The exercise: Give only the number of lines in the data that contain the word "JSON".

Exercise inputs:
━━━

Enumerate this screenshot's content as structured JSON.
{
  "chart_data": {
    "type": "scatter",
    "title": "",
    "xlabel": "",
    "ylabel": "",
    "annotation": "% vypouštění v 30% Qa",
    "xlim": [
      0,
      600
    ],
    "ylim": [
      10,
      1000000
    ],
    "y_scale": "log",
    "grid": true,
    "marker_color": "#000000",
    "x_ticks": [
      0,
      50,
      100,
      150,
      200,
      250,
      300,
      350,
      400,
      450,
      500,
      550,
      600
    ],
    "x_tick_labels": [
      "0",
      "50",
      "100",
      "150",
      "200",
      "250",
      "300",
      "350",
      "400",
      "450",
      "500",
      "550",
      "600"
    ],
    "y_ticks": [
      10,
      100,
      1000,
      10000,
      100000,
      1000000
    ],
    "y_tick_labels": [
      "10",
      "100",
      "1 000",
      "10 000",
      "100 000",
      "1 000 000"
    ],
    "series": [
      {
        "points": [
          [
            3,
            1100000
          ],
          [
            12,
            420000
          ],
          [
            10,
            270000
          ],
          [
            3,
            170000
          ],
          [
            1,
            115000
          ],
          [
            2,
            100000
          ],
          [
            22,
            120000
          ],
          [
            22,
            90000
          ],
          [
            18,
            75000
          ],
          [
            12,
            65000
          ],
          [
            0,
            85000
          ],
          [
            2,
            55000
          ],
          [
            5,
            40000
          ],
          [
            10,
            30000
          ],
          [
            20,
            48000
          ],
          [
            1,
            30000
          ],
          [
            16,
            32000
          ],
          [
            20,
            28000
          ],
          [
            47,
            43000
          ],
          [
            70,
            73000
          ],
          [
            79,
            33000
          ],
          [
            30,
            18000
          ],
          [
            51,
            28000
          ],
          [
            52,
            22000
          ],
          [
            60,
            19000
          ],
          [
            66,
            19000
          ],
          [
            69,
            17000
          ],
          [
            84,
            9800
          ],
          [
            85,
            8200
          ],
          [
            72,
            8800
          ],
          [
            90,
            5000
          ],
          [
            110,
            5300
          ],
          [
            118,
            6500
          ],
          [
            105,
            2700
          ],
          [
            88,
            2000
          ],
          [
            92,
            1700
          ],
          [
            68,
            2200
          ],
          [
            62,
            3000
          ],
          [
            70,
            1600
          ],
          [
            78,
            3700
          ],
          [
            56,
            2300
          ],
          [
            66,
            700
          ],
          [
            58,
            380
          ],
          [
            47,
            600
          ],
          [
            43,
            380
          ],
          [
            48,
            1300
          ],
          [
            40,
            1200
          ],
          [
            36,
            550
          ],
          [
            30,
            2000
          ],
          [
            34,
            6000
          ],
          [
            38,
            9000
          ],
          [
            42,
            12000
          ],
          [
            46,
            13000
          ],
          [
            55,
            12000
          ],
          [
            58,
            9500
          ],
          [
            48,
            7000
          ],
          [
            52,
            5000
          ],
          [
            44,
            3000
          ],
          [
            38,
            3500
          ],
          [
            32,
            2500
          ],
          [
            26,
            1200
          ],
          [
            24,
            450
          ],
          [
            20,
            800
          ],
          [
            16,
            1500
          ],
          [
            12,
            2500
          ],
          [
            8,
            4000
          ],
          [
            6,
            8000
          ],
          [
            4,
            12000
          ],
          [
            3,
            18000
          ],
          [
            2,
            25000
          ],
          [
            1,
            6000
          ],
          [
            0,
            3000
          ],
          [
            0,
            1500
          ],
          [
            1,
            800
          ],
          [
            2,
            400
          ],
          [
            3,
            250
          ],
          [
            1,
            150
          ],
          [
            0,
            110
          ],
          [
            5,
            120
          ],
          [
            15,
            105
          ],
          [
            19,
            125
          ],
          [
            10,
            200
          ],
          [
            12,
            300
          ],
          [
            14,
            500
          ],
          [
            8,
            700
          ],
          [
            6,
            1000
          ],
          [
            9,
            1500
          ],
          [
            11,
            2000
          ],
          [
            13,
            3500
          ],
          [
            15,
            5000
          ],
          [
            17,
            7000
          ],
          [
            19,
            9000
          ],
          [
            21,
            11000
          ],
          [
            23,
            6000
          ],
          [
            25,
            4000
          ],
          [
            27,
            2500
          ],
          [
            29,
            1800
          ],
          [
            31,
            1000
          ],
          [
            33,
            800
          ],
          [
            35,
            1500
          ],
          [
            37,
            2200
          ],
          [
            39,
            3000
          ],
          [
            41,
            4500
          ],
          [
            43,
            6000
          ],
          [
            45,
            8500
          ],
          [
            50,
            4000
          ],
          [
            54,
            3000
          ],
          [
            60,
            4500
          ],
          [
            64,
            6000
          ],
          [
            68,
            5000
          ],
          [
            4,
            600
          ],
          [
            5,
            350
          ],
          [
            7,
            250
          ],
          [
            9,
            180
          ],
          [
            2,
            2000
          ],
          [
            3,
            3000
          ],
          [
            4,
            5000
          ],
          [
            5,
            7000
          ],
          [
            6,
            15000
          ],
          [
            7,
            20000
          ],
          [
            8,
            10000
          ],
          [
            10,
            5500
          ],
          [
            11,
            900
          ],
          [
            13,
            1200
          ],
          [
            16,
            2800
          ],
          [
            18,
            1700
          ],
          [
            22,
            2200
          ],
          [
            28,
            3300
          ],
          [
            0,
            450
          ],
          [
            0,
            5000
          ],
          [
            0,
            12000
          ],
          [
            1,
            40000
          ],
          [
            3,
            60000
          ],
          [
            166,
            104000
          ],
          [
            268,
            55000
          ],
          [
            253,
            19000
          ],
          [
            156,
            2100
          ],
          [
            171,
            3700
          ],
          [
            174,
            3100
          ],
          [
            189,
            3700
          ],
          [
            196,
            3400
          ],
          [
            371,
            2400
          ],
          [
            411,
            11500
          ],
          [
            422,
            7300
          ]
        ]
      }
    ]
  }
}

━━━

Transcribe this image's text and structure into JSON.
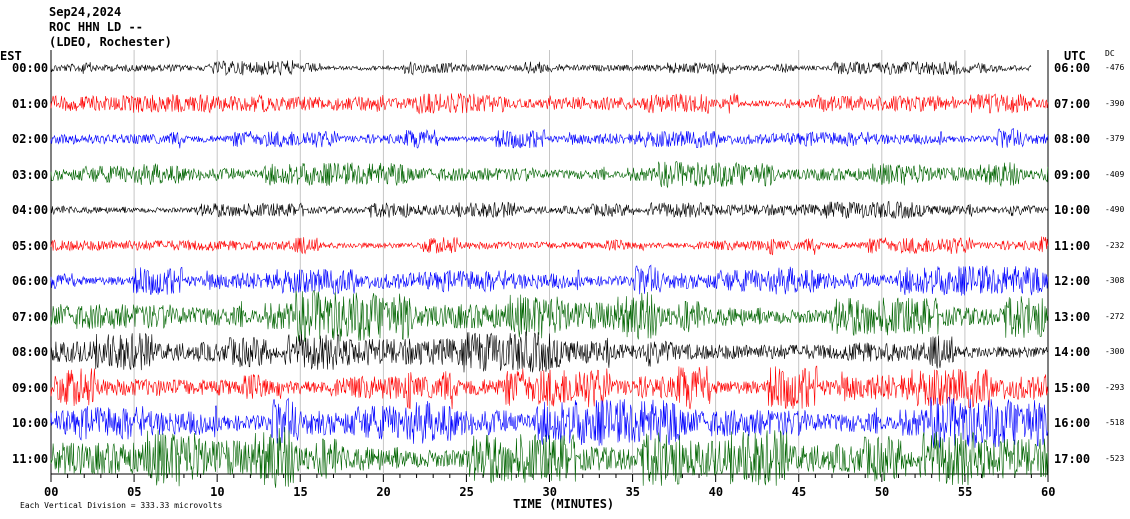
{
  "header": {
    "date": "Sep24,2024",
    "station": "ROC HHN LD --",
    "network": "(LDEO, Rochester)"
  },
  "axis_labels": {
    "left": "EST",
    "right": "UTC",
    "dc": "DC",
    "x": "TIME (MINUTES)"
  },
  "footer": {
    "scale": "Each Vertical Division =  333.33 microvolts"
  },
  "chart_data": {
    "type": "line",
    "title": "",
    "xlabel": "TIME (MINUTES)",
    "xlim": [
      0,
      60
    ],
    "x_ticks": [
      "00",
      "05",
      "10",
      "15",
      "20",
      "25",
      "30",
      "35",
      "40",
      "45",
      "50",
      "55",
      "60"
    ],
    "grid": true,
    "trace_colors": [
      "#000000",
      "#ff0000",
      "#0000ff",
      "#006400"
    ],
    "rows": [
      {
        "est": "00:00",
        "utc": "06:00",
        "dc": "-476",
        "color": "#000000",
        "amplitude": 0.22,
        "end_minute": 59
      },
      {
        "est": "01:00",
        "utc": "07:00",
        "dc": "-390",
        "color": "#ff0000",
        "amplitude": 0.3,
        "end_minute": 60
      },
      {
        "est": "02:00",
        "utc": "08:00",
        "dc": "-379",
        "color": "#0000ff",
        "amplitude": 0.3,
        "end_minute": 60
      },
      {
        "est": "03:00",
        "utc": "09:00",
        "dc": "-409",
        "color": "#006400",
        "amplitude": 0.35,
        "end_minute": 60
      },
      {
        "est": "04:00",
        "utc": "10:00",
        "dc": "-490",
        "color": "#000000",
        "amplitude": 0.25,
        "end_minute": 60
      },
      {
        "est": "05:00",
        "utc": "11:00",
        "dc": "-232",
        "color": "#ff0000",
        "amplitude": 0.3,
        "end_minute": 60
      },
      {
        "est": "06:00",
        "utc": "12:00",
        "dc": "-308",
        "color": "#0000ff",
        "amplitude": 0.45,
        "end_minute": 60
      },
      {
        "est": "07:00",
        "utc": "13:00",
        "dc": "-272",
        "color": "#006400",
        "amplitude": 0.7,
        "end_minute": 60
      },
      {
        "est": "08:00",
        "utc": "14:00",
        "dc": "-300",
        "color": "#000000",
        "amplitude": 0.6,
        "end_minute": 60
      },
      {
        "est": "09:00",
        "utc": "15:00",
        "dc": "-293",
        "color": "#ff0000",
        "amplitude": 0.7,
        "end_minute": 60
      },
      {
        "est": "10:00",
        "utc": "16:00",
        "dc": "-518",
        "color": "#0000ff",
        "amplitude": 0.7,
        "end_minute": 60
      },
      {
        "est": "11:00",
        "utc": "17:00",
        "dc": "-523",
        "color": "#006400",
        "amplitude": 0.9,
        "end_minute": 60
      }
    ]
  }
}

━━━

Output of the task: 2